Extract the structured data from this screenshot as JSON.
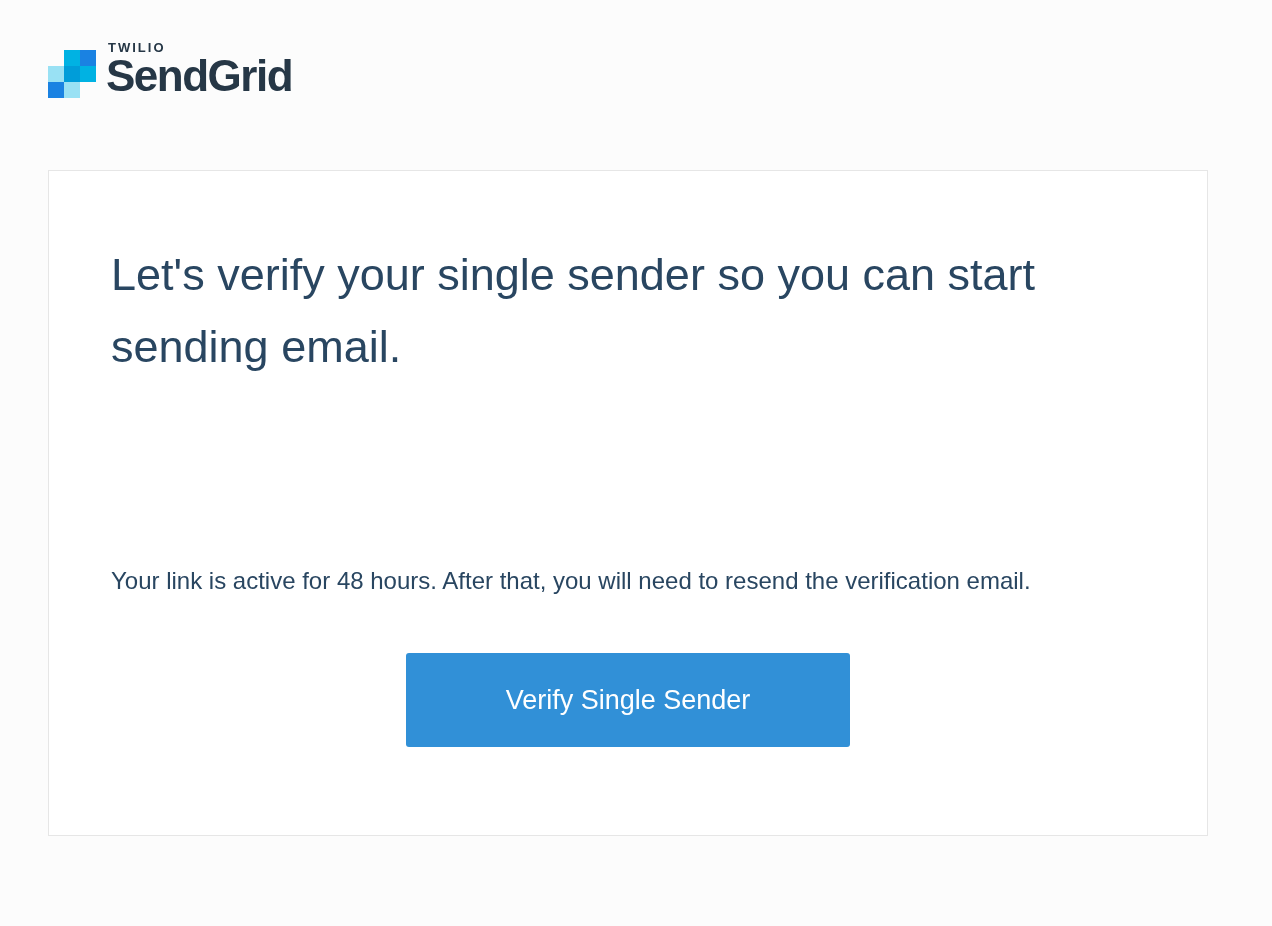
{
  "logo": {
    "brand_top": "TWILIO",
    "brand_name": "SendGrid"
  },
  "card": {
    "heading": "Let's verify your single sender so you can start sending email.",
    "note": "Your link is active for 48 hours. After that, you will need to resend the verification email.",
    "button": "Verify Single Sender"
  }
}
☆ ☆ ☆ ☆ ☆ ☆ ☆
▶ [TO BE DONE] Write out again every line above exactly as given; the pictures do not belong in the copy.

▶ [EXERCISE RESPONSE]
Extract the structured data from this screenshot as JSON.
{
  "logo": {
    "brand_top": "TWILIO",
    "brand_name": "SendGrid"
  },
  "card": {
    "heading": "Let's verify your single sender so you can start sending email.",
    "note": "Your link is active for 48 hours. After that, you will need to resend the verification email.",
    "button": "Verify Single Sender"
  }
}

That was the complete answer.